* _Listed entries_

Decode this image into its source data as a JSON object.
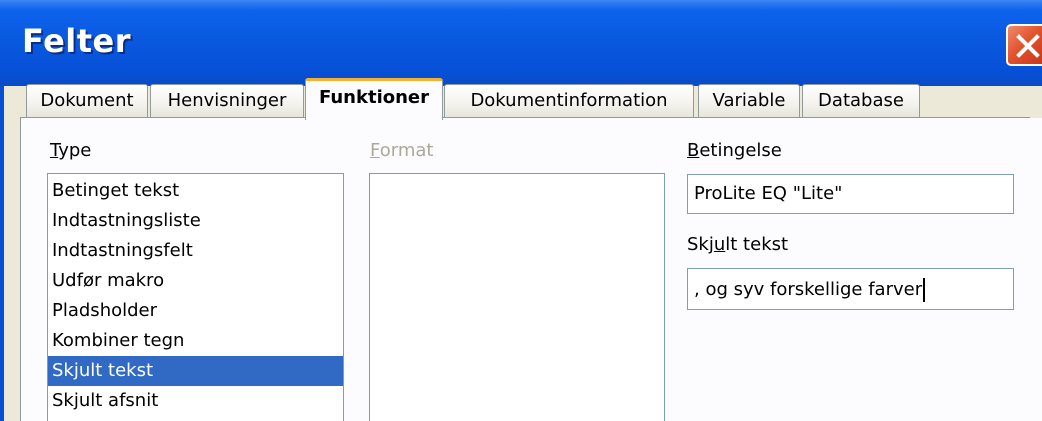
{
  "window": {
    "title": "Felter",
    "close_icon": "close-icon"
  },
  "tabs": [
    {
      "label": "Dokument",
      "active": false
    },
    {
      "label": "Henvisninger",
      "active": false
    },
    {
      "label": "Funktioner",
      "active": true
    },
    {
      "label": "Dokumentinformation",
      "active": false
    },
    {
      "label": "Variable",
      "active": false
    },
    {
      "label": "Database",
      "active": false
    }
  ],
  "type_section": {
    "label_mnemonic": "T",
    "label_rest": "ype",
    "items": [
      "Betinget tekst",
      "Indtastningsliste",
      "Indtastningsfelt",
      "Udfør makro",
      "Pladsholder",
      "Kombiner tegn",
      "Skjult tekst",
      "Skjult afsnit"
    ],
    "selected": "Skjult tekst"
  },
  "format_section": {
    "label_mnemonic": "F",
    "label_rest": "ormat",
    "disabled": true
  },
  "condition": {
    "label_mnemonic": "B",
    "label_rest": "etingelse",
    "value": "ProLite EQ \"Lite\""
  },
  "hidden_text": {
    "label_before": "Skj",
    "label_mnemonic": "u",
    "label_after": "lt tekst",
    "value": ", og syv forskellige farver"
  },
  "colors": {
    "titlebar": "#0650d6",
    "dialog_bg": "#ece9d8",
    "selection": "#316ac5",
    "active_tab_accent": "#f4b033",
    "close_button": "#e2522e"
  }
}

* _Aim of the task_
Repeat all the records above exactly, leaving out any pictures.

* _Answer below_
Decode this image into its source data as a JSON object.
{
  "window": {
    "title": "Felter",
    "close_icon": "close-icon"
  },
  "tabs": [
    {
      "label": "Dokument",
      "active": false
    },
    {
      "label": "Henvisninger",
      "active": false
    },
    {
      "label": "Funktioner",
      "active": true
    },
    {
      "label": "Dokumentinformation",
      "active": false
    },
    {
      "label": "Variable",
      "active": false
    },
    {
      "label": "Database",
      "active": false
    }
  ],
  "type_section": {
    "label_mnemonic": "T",
    "label_rest": "ype",
    "items": [
      "Betinget tekst",
      "Indtastningsliste",
      "Indtastningsfelt",
      "Udfør makro",
      "Pladsholder",
      "Kombiner tegn",
      "Skjult tekst",
      "Skjult afsnit"
    ],
    "selected": "Skjult tekst"
  },
  "format_section": {
    "label_mnemonic": "F",
    "label_rest": "ormat",
    "disabled": true
  },
  "condition": {
    "label_mnemonic": "B",
    "label_rest": "etingelse",
    "value": "ProLite EQ \"Lite\""
  },
  "hidden_text": {
    "label_before": "Skj",
    "label_mnemonic": "u",
    "label_after": "lt tekst",
    "value": ", og syv forskellige farver"
  },
  "colors": {
    "titlebar": "#0650d6",
    "dialog_bg": "#ece9d8",
    "selection": "#316ac5",
    "active_tab_accent": "#f4b033",
    "close_button": "#e2522e"
  }
}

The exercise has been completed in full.